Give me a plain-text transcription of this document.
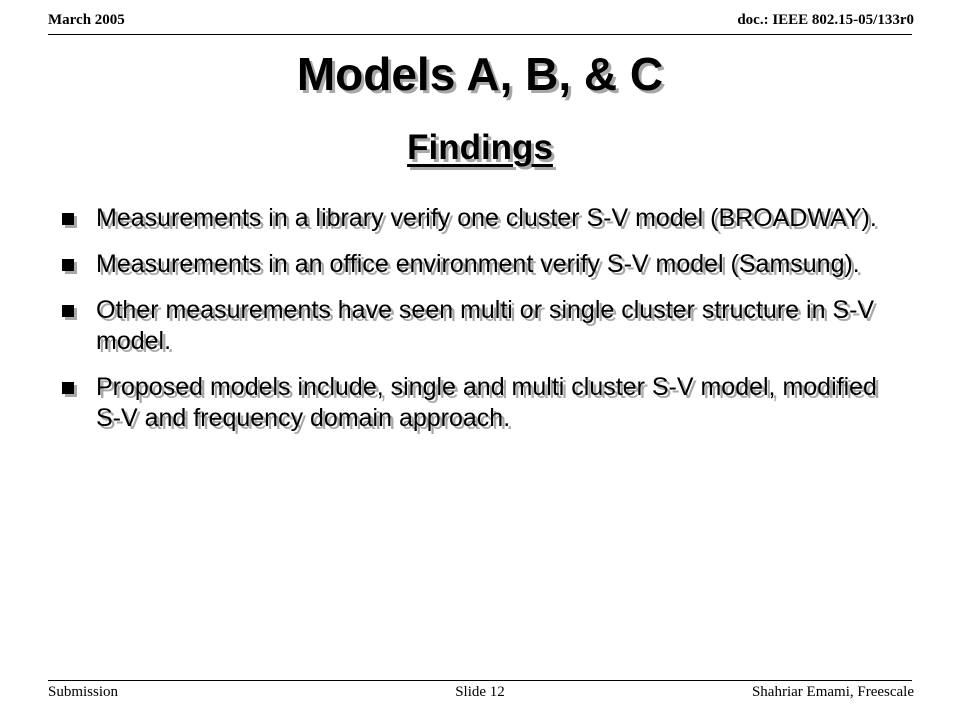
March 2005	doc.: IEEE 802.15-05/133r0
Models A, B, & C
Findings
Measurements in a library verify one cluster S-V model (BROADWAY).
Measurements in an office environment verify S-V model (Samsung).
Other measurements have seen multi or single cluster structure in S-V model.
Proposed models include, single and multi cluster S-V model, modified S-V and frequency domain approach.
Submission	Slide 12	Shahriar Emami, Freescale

--

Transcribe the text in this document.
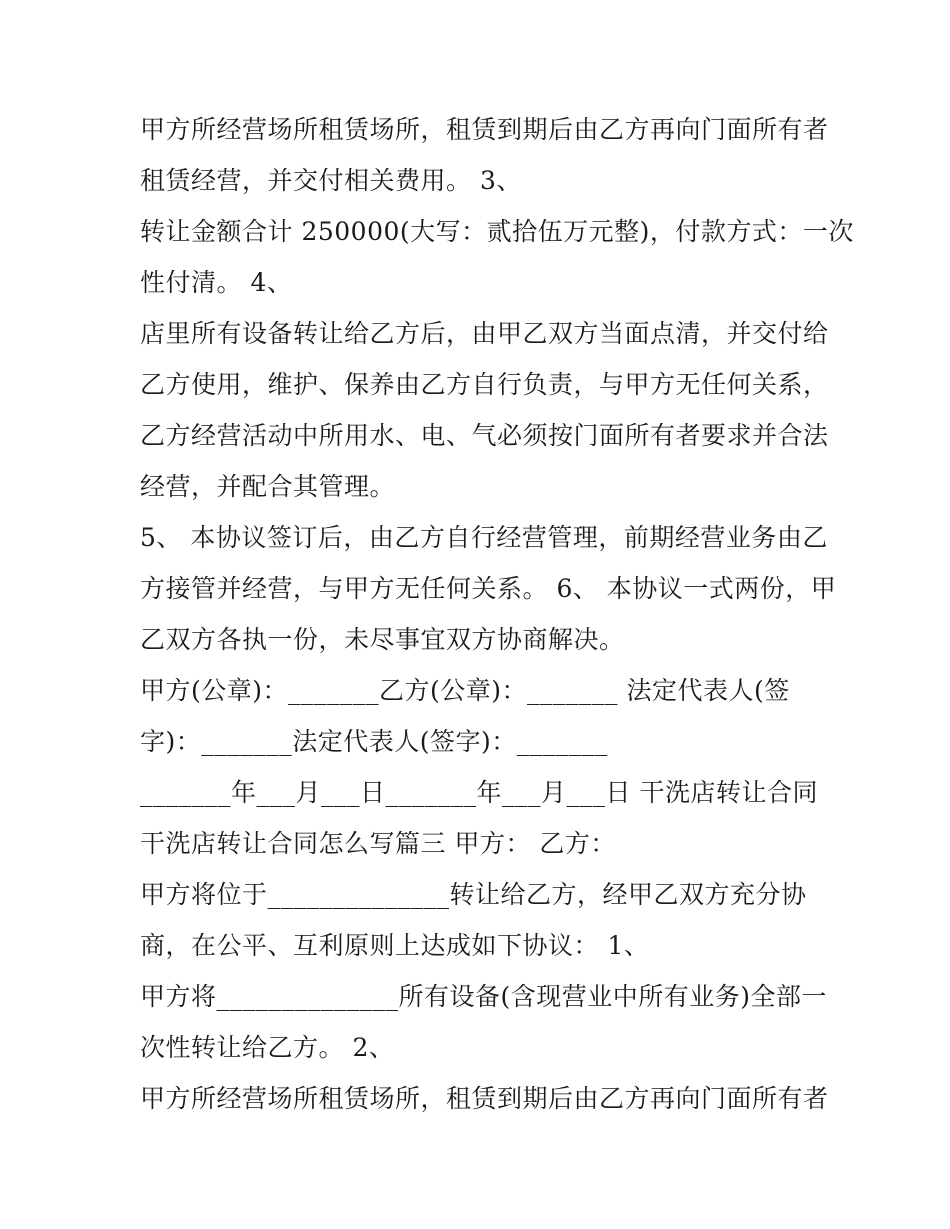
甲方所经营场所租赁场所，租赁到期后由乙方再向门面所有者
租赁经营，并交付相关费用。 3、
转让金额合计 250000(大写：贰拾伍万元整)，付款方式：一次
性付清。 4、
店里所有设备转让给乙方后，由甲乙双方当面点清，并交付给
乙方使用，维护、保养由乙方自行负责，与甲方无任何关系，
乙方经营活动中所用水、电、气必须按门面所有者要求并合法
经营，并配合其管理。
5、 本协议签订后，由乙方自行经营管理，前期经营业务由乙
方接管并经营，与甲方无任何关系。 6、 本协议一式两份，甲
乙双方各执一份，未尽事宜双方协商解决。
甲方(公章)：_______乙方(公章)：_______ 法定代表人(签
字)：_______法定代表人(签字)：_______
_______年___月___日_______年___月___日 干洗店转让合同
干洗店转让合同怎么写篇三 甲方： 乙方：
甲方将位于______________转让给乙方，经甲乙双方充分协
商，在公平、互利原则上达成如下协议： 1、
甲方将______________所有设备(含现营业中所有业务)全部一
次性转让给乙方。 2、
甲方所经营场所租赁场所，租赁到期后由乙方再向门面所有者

- [CHALLENGE]: Scan the records above for the string "this", then report every line that contains it.

- [TASK RESULT]:
Give me a plain-text transcription of this document.
Transcribe the text in this document.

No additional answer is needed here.